** BEGIN Raw records **
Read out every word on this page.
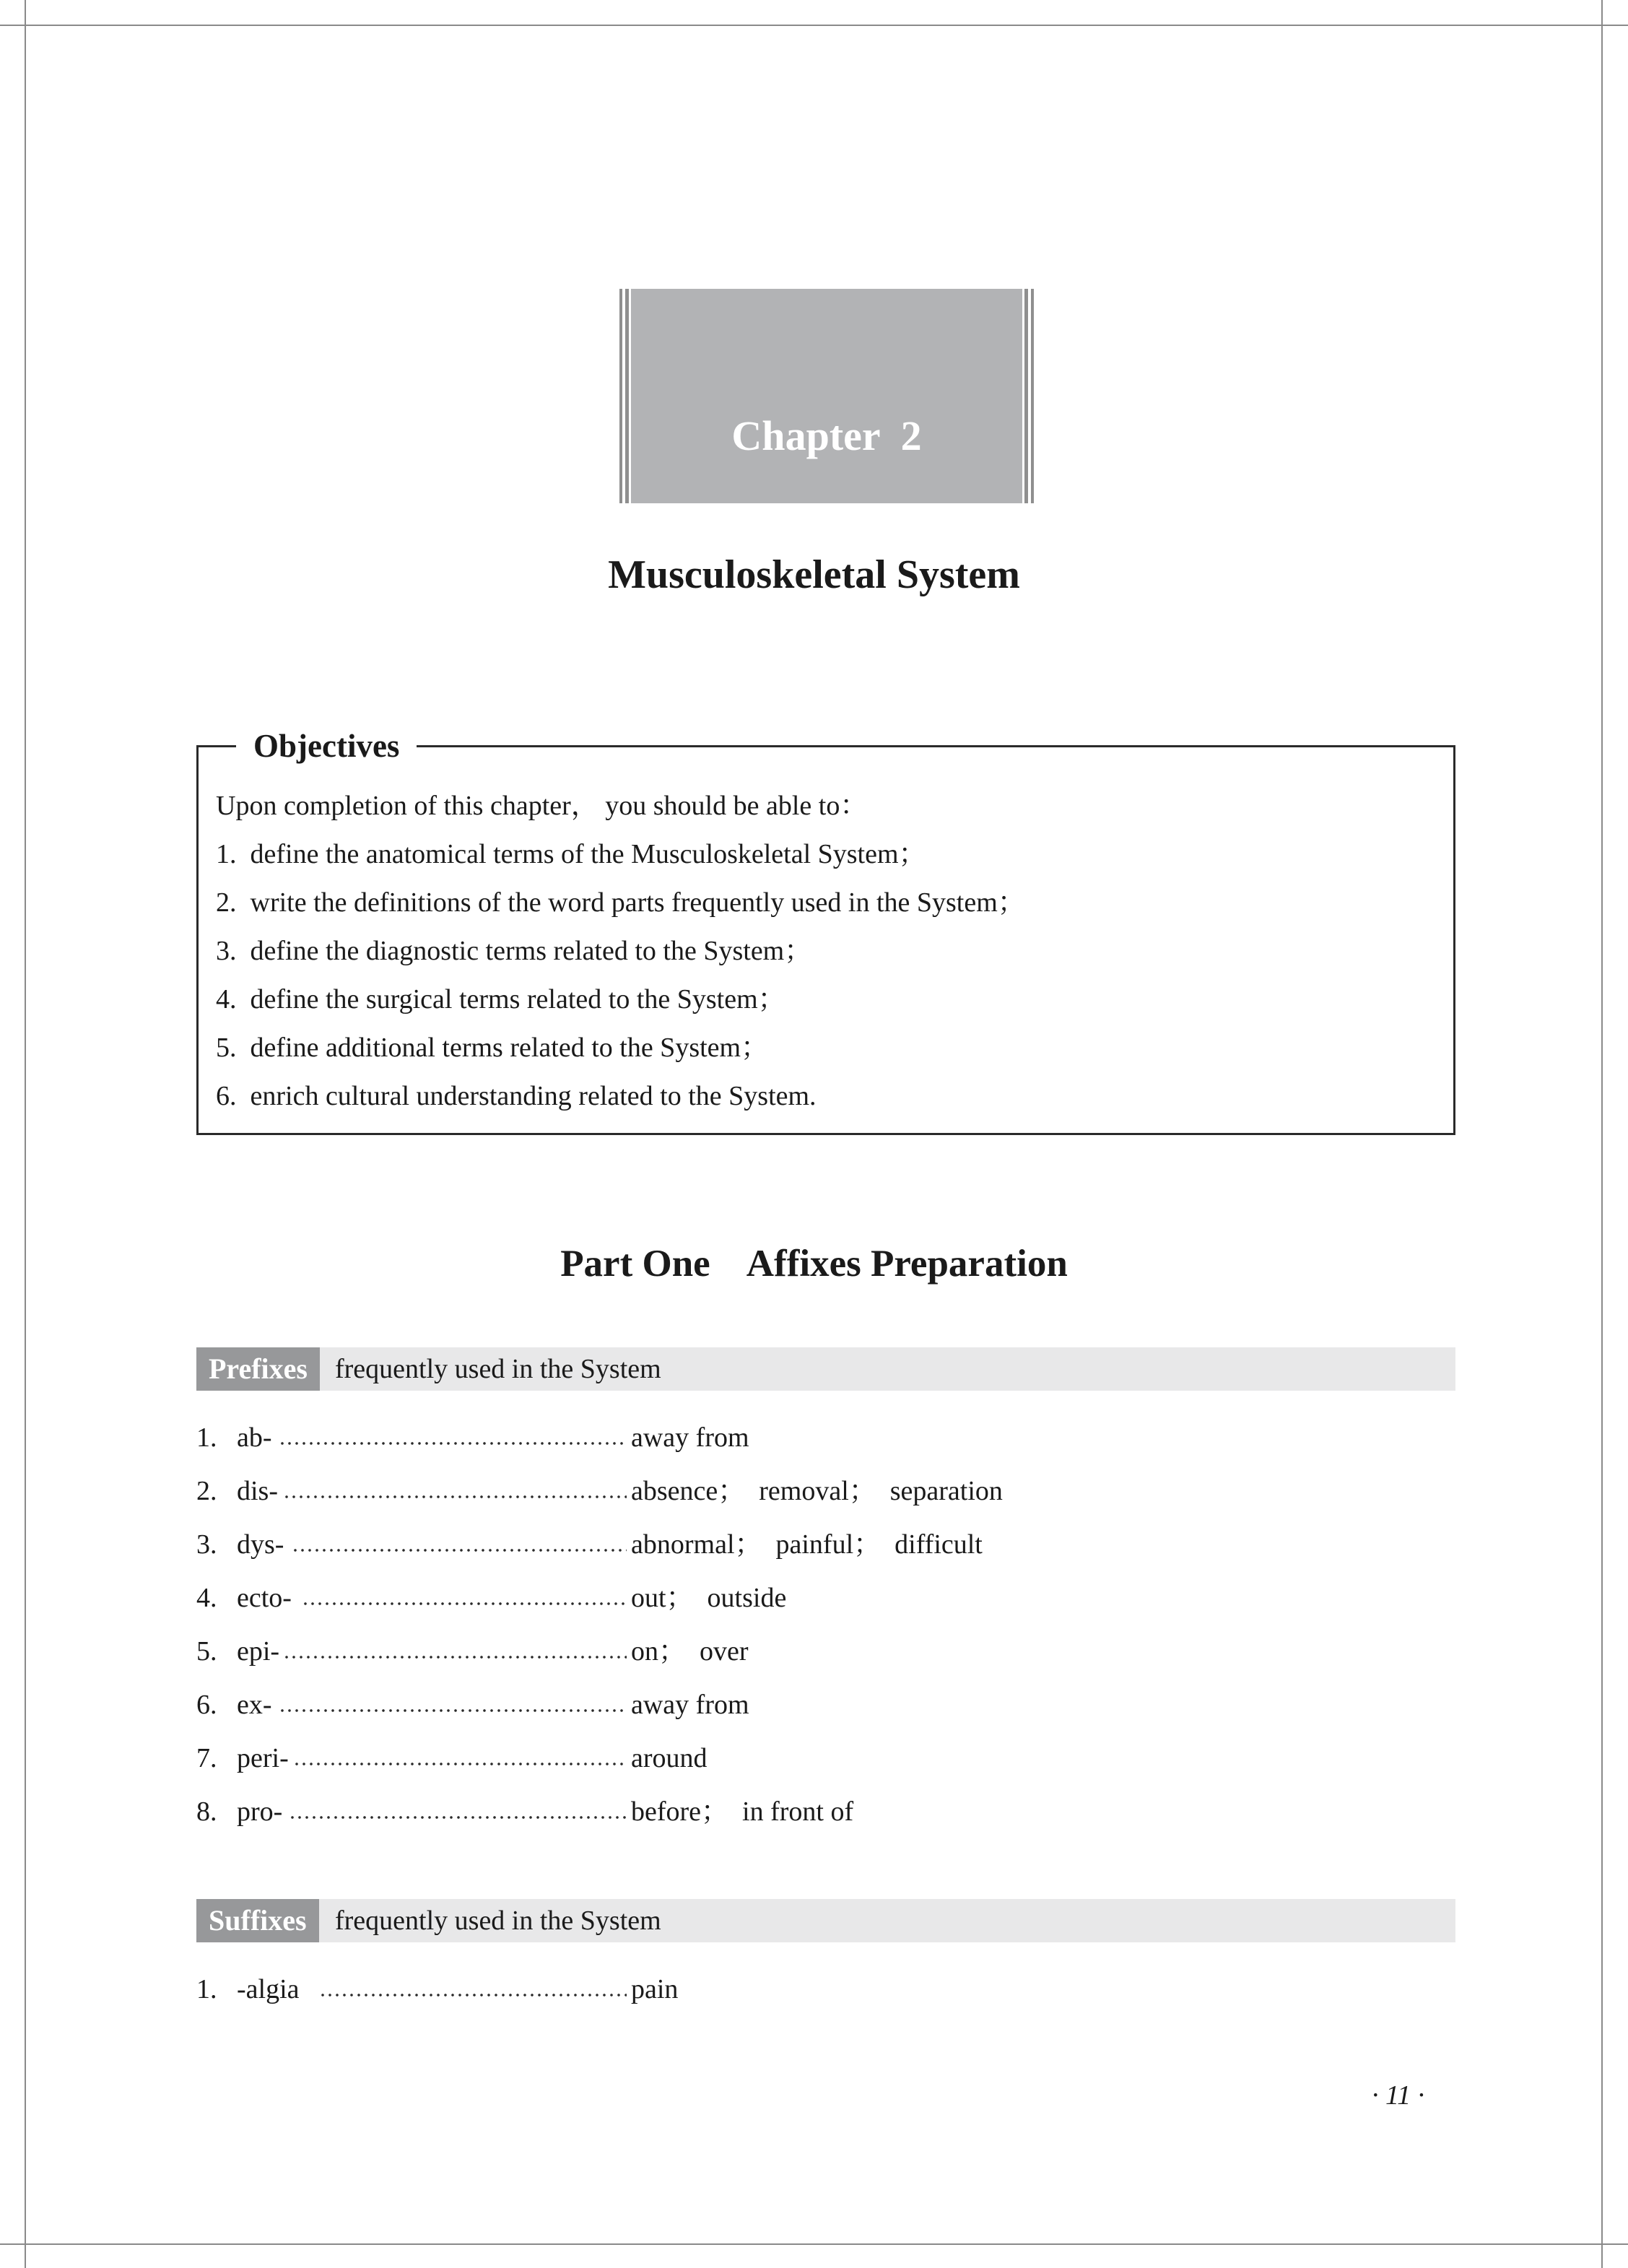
Chapter  2
Musculoskeletal System
Objectives
Upon completion of this chapter， you should be able to：
1.  define the anatomical terms of the Musculoskeletal System；
2.  write the definitions of the word parts frequently used in the System；
3.  define the diagnostic terms related to the System；
4.  define the surgical terms related to the System；
5.  define additional terms related to the System；
6.  enrich cultural understanding related to the System.
Part One    Affixes Preparation
Prefixes	frequently used in the System
1. ab-	away from
2. dis-	absence；  removal；  separation
3. dys-	abnormal；  painful；  difficult
4. ecto-	out；  outside
5. epi-	on；  over
6. ex-	away from
7. peri-	around
8. pro-	before；  in front of
Suffixes	frequently used in the System
1. -algia	pain
· 11 ·
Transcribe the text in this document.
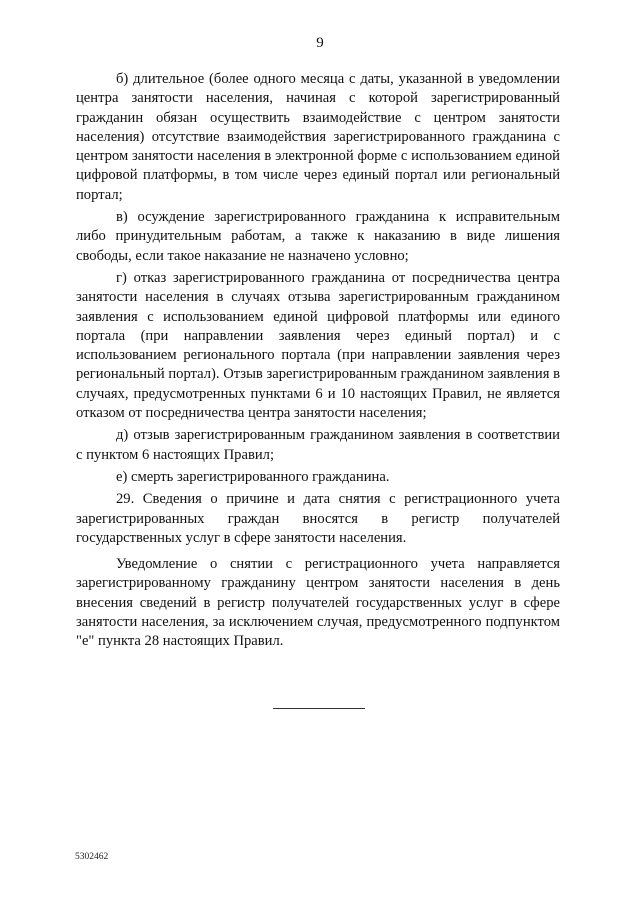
9

б) длительное (более одного месяца с даты, указанной в уведомлении центра занятости населения, начиная с которой зарегистрированный гражданин обязан осуществить взаимодействие с центром занятости населения) отсутствие взаимодействия зарегистрированного гражданина с центром занятости населения в электронной форме с использованием единой цифровой платформы, в том числе через единый портал или региональный портал;

в) осуждение зарегистрированного гражданина к исправительным либо принудительным работам, а также к наказанию в виде лишения свободы, если такое наказание не назначено условно;

г) отказ зарегистрированного гражданина от посредничества центра занятости населения в случаях отзыва зарегистрированным гражданином заявления с использованием единой цифровой платформы или единого портала (при направлении заявления через единый портал) и с использованием регионального портала (при направлении заявления через региональный портал). Отзыв зарегистрированным гражданином заявления в случаях, предусмотренных пунктами 6 и 10 настоящих Правил, не является отказом от посредничества центра занятости населения;

д) отзыв зарегистрированным гражданином заявления в соответствии с пунктом 6 настоящих Правил;

е) смерть зарегистрированного гражданина.

29. Сведения о причине и дата снятия с регистрационного учета зарегистрированных граждан вносятся в регистр получателей государственных услуг в сфере занятости населения.

Уведомление о снятии с регистрационного учета направляется зарегистрированному гражданину центром занятости населения в день внесения сведений в регистр получателей государственных услуг в сфере занятости населения, за исключением случая, предусмотренного подпунктом "е" пункта 28 настоящих Правил.

5302462
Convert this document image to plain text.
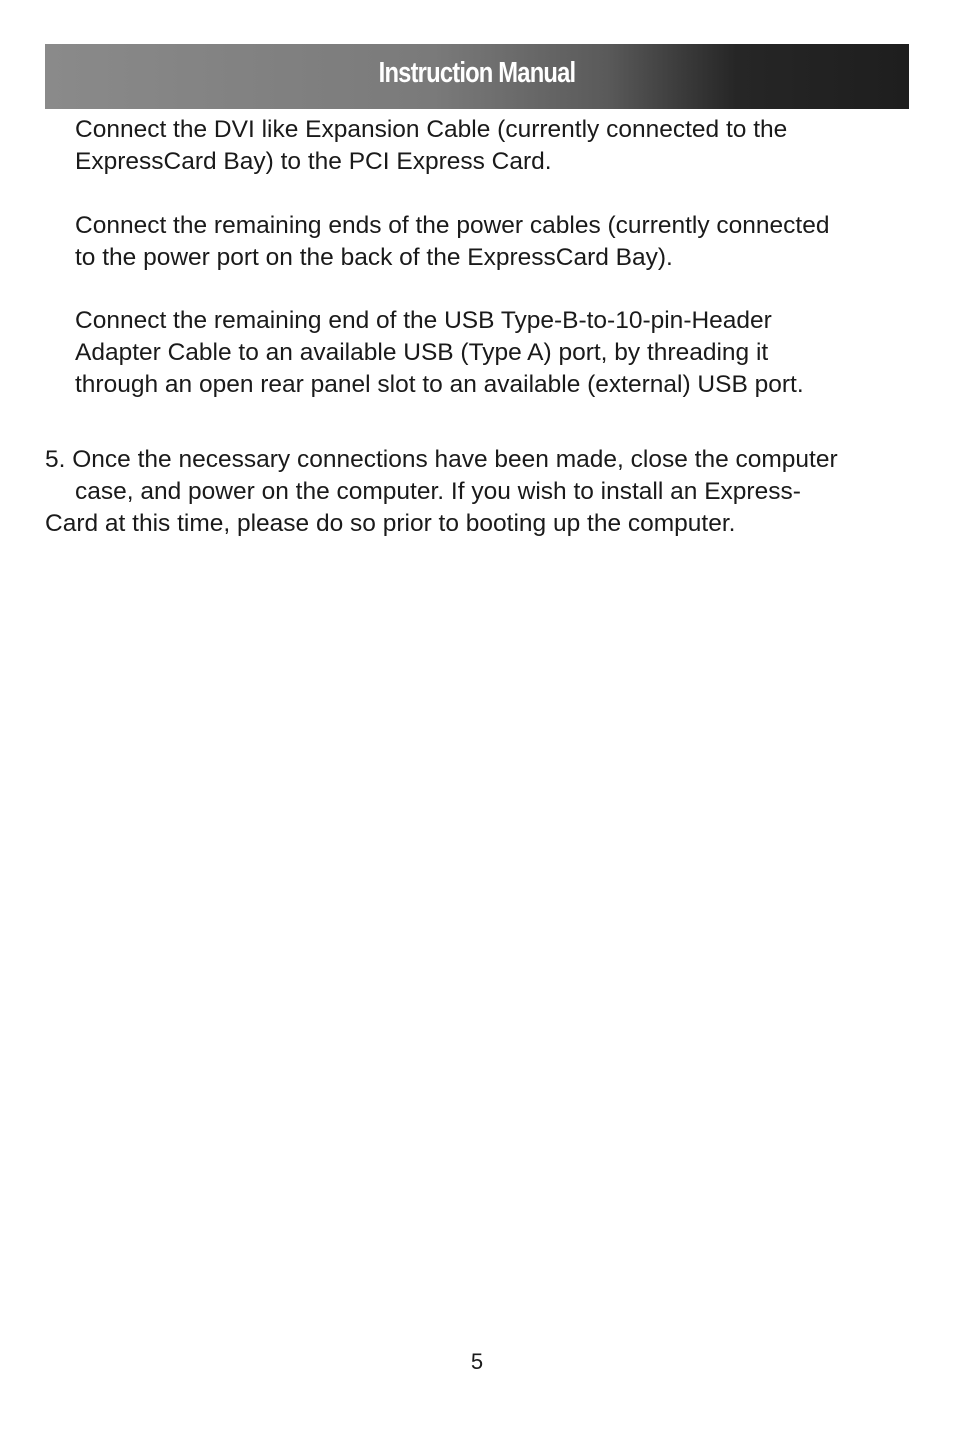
Instruction Manual

Connect the DVI like Expansion Cable (currently connected to the
ExpressCard Bay) to the PCI Express Card.

Connect the remaining ends of the power cables (currently connected
to the power port on the back of the ExpressCard Bay).

Connect the remaining end of the USB Type-B-to-10-pin-Header
Adapter Cable to an available USB (Type A) port, by threading it
through an open rear panel slot to an available (external) USB port.

5. Once the necessary connections have been made, close the computer
case, and power on the computer. If you wish to install an Express-
Card at this time, please do so prior to booting up the computer.

5
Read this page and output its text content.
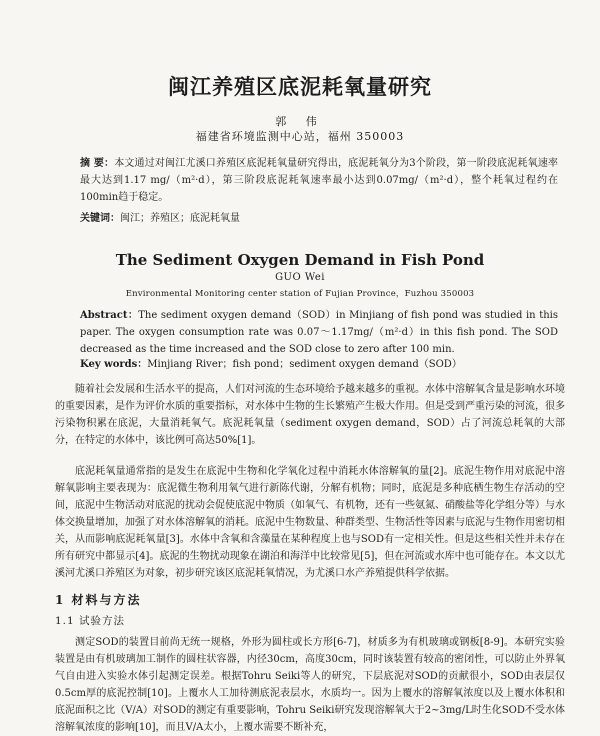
闽江养殖区底泥耗氧量研究
郭 伟
福建省环境监测中心站，福州 350003
摘 要：本文通过对闽江尤溪口养殖区底泥耗氧量研究得出，底泥耗氧分为3个阶段，第一阶段底泥耗氧速率最大达到1.17 mg/（m²·d），第三阶段底泥耗氧速率最小达到0.07mg/（m²·d），整个耗氧过程约在100min趋于稳定。
关键词：闽江；养殖区；底泥耗氧量
The Sediment Oxygen Demand in Fish Pond
GUO Wei
Environmental Monitoring center station of Fujian Province，Fuzhou 350003
Abstract：The sediment oxygen demand（SOD）in Minjiang of fish pond was studied in this paper. The oxygen consumption rate was 0.07～1.17mg/（m²·d）in this fish pond. The SOD decreased as the time increased and the SOD close to zero after 100 min.
Key words：Minjiang River；fish pond；sediment oxygen demand（SOD）
随着社会发展和生活水平的提高，人们对河流的生态环境给予越来越多的重视。水体中溶解氧含量是影响水环境的重要因素，是作为评价水质的重要指标，对水体中生物的生长繁殖产生极大作用。但是受到严重污染的河流，很多污染物积累在底泥，大量消耗氧气。底泥耗氧量（sediment oxygen demand，SOD）占了河流总耗氧的大部分，在特定的水体中，该比例可高达50%[1]。
底泥耗氧量通常指的是发生在底泥中生物和化学氧化过程中消耗水体溶解氧的量[2]。底泥生物作用对底泥中溶解氧影响主要表现为：底泥微生物利用氧气进行新陈代谢，分解有机物；同时，底泥是多种底栖生物生存活动的空间，底泥中生物活动对底泥的扰动会促使底泥中物质（如氧气、有机物，还有一些氨氮、硝酸盐等化学组分等）与水体交换量增加，加强了对水体溶解氧的消耗。底泥中生物数量、种群类型、生物活性等因素与底泥与生物作用密切相关，从而影响底泥耗氧量[3]。水体中含氧和含藻量在某种程度上也与SOD有一定相关性。但是这些相关性并未存在所有研究中都显示[4]。底泥的生物扰动现象在湖泊和海洋中比较常见[5]，但在河流或水库中也可能存在。本文以尤溪河尤溪口养殖区为对象，初步研究该区底泥耗氧情况，为尤溪口水产养殖提供科学依据。
1 材料与方法
1.1 试验方法
测定SOD的装置目前尚无统一规格，外形为圆柱或长方形[6-7]，材质多为有机玻璃或钢板[8-9]。本研究实验装置是由有机玻璃加工制作的圆柱状容器，内径30cm，高度30cm，同时该装置有较高的密闭性，可以防止外界氧气自由进入实验水体引起测定误差。根据Tohru Seiki等人的研究，下层底泥对SOD的贡献很小，SOD由表层仅0.5cm厚的底泥控制[10]。上覆水人工加待测底泥表层水，水质均一。因为上覆水的溶解氧浓度以及上覆水体积和底泥面积之比（V/A）对SOD的测定有重要影响，Tohru Seiki研究发现溶解氧大于2~3mg/L时生化SOD不受水体溶解氧浓度的影响[10]，而且V/A太小，上覆水需要不断补充，
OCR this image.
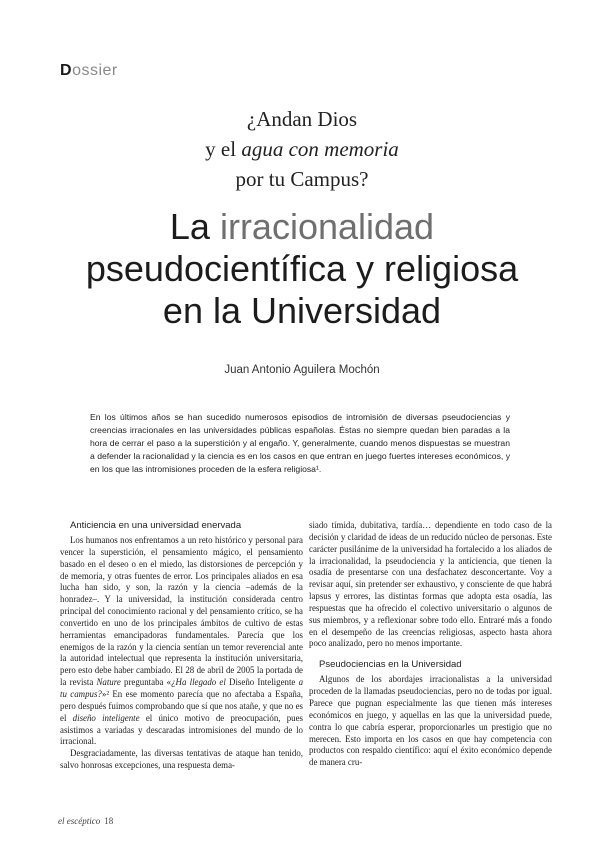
Dossier
¿Andan Dios
y el agua con memoria
por tu Campus?
La irracionalidad
pseudocientífica y religiosa
en la Universidad
Juan Antonio Aguilera Mochón
En los últimos años se han sucedido numerosos episodios de intromisión de diversas pseudociencias y creencias irracionales en las universidades públicas españolas. Éstas no siempre quedan bien paradas a la hora de cerrar el paso a la superstición y al engaño. Y, generalmente, cuando menos dispuestas se muestran a defender la racionalidad y la ciencia es en los casos en que entran en juego fuertes intereses económicos, y en los que las intromisiones proceden de la esfera religiosa¹.
Anticiencia en una universidad enervada

Los humanos nos enfrentamos a un reto histórico y personal para vencer la superstición, el pensamiento mágico, el pensamiento basado en el deseo o en el miedo, las distorsiones de percepción y de memoria, y otras fuentes de error. Los principales aliados en esa lucha han sido, y son, la razón y la ciencia –además de la honradez–. Y la universidad, la institución considerada centro principal del conocimiento racional y del pensamiento crítico, se ha convertido en uno de los principales ámbitos de cultivo de estas herramientas emancipadoras fundamentales. Parecía que los enemigos de la razón y la ciencia sentían un temor reverencial ante la autoridad intelectual que representa la institución universitaria, pero esto debe haber cambiado. El 28 de abril de 2005 la portada de la revista Nature preguntaba «¿Ha llegado el Diseño Inteligente a tu campus?»² En ese momento parecía que no afectaba a España, pero después fuimos comprobando que sí que nos atañe, y que no es el diseño inteligente el único motivo de preocupación, pues asistimos a variadas y descaradas intromisiones del mundo de lo irracional.

Desgraciadamente, las diversas tentativas de ataque han tenido, salvo honrosas excepciones, una respuesta dema-

siado tímida, dubitativa, tardía… dependiente en todo caso de la decisión y claridad de ideas de un reducido núcleo de personas. Este carácter pusilánime de la universidad ha fortalecido a los aliados de la irracionalidad, la pseudociencia y la anticiencia, que tienen la osadía de presentarse con una desfachatez desconcertante. Voy a revisar aquí, sin pretender ser exhaustivo, y consciente de que habrá lapsus y errores, las distintas formas que adopta esta osadía, las respuestas que ha ofrecido el colectivo universitario o algunos de sus miembros, y a reflexionar sobre todo ello. Entraré más a fondo en el desempeño de las creencias religiosas, aspecto hasta ahora poco analizado, pero no menos importante.

Pseudociencias en la Universidad

Algunos de los abordajes irracionalistas a la universidad proceden de la llamadas pseudociencias, pero no de todas por igual. Parece que pugnan especialmente las que tienen más intereses económicos en juego, y aquellas en las que la universidad puede, contra lo que cabría esperar, proporcionarles un prestigio que no merecen. Esto importa en los casos en que hay competencia con productos con respaldo científico: aquí el éxito económico depende de manera cru-

el escéptico 18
** END Raw records **
▶ **Task to complete**
Going over the lines above, work out how many include "available", then give only that number.

▶ **Solution to this task**
2